Gather every line from the entries below that includes "name".

--- START Exercise input ---

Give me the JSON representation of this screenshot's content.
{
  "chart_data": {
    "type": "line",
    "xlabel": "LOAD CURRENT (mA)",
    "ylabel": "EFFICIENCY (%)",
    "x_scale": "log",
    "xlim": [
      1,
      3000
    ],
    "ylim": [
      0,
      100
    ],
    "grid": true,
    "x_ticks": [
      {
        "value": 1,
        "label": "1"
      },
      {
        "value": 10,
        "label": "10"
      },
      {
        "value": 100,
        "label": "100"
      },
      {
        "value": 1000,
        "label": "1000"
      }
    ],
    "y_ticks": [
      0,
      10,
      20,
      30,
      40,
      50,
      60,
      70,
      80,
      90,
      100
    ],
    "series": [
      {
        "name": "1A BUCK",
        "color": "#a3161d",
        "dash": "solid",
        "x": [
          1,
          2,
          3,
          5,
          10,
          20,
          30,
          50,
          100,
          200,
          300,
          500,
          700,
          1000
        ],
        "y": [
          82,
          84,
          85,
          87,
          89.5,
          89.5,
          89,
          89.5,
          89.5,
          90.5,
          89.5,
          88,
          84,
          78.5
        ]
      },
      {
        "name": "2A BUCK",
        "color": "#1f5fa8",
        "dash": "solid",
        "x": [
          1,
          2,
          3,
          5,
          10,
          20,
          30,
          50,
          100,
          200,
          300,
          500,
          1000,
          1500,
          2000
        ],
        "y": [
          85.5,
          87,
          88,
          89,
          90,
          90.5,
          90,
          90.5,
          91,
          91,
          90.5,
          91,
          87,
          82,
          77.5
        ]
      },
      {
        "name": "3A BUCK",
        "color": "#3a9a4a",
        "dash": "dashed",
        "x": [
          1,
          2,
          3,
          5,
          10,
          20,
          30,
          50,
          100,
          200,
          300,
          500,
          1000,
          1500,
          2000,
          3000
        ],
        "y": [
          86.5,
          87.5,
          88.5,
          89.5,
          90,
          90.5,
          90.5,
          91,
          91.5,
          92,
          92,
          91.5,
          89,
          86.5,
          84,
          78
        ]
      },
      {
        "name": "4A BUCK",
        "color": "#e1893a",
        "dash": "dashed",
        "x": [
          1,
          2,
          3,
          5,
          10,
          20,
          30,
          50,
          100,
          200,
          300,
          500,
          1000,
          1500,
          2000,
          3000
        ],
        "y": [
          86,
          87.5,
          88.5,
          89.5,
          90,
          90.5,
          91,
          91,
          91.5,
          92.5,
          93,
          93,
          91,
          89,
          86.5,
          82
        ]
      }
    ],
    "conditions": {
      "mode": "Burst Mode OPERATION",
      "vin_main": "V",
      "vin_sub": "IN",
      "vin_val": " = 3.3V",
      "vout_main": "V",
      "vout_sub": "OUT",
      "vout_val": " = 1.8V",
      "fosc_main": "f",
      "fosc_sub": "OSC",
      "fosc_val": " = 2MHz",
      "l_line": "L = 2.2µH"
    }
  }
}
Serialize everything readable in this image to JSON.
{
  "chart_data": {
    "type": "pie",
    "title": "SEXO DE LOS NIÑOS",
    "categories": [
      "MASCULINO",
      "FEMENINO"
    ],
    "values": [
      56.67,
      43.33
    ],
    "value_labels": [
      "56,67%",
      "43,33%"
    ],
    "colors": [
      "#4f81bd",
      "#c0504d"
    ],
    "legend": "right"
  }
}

--- END Exercise input ---

## Answer below:
        "name": "1A BUCK",
        "name": "2A BUCK",
        "name": "3A BUCK",
        "name": "4A BUCK",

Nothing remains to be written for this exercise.